Count the lines below that contain "analysis". Give only the number.
═════ MATERIAL SUPPLIED
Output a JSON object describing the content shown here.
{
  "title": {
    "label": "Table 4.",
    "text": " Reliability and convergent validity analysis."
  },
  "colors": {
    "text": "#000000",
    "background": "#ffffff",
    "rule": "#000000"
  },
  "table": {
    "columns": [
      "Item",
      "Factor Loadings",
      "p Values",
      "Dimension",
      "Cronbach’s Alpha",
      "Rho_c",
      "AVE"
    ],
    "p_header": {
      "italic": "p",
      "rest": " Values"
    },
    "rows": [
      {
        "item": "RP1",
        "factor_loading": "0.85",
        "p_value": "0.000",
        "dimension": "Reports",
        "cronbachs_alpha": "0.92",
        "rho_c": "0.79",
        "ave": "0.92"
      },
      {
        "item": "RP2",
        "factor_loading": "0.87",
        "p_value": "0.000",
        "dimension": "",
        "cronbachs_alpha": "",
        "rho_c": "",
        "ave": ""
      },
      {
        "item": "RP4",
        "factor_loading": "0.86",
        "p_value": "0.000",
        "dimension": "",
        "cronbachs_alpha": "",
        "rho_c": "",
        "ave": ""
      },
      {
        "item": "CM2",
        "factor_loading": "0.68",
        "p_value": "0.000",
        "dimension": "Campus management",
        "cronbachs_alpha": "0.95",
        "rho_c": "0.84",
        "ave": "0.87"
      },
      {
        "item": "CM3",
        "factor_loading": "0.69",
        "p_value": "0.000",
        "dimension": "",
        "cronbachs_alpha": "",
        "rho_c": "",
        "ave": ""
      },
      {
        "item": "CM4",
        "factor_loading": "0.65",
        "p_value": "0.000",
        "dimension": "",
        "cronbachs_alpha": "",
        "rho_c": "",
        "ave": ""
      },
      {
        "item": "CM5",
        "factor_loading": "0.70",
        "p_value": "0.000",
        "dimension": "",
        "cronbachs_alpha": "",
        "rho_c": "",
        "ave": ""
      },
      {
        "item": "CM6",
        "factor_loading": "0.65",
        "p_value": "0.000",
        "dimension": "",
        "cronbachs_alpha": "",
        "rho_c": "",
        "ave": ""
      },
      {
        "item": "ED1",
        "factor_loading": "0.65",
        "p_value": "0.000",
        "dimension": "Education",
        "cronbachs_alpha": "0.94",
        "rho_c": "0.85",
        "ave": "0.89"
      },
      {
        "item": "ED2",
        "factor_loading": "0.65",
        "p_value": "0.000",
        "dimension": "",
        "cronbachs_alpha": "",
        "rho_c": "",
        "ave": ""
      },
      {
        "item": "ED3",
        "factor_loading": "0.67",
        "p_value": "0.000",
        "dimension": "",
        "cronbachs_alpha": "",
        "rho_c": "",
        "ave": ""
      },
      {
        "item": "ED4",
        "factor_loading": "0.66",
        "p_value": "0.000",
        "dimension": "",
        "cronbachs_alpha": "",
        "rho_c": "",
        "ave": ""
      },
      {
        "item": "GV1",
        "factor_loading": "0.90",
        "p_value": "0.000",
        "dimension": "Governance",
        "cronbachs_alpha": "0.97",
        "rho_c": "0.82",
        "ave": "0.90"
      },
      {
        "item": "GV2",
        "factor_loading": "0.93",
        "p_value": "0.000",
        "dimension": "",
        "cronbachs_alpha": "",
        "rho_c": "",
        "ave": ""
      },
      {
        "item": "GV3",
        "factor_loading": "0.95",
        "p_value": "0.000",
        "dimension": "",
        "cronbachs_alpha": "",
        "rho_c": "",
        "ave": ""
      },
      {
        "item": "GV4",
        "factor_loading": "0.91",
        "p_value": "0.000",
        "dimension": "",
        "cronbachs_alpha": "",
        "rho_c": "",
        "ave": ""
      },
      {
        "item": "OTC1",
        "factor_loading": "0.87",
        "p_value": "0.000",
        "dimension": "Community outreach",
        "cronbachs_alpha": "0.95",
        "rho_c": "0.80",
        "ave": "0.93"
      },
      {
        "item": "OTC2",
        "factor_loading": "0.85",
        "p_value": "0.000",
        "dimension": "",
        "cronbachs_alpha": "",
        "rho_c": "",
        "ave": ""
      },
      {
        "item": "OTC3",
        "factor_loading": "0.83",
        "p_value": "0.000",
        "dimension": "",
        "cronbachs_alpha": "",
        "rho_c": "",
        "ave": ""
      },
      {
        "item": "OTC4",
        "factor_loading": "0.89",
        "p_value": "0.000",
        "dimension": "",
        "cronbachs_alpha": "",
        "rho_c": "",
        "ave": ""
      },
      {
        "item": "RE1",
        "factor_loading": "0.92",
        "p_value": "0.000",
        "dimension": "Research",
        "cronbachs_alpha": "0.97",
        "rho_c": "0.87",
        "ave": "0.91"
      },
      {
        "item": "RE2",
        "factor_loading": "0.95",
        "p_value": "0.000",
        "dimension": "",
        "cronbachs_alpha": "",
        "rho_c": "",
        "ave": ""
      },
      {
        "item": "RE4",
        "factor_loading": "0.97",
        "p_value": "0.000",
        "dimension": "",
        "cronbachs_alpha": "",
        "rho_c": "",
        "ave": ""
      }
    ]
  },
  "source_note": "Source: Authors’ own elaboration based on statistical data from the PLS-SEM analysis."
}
══════════
- IN RESPONSE -
2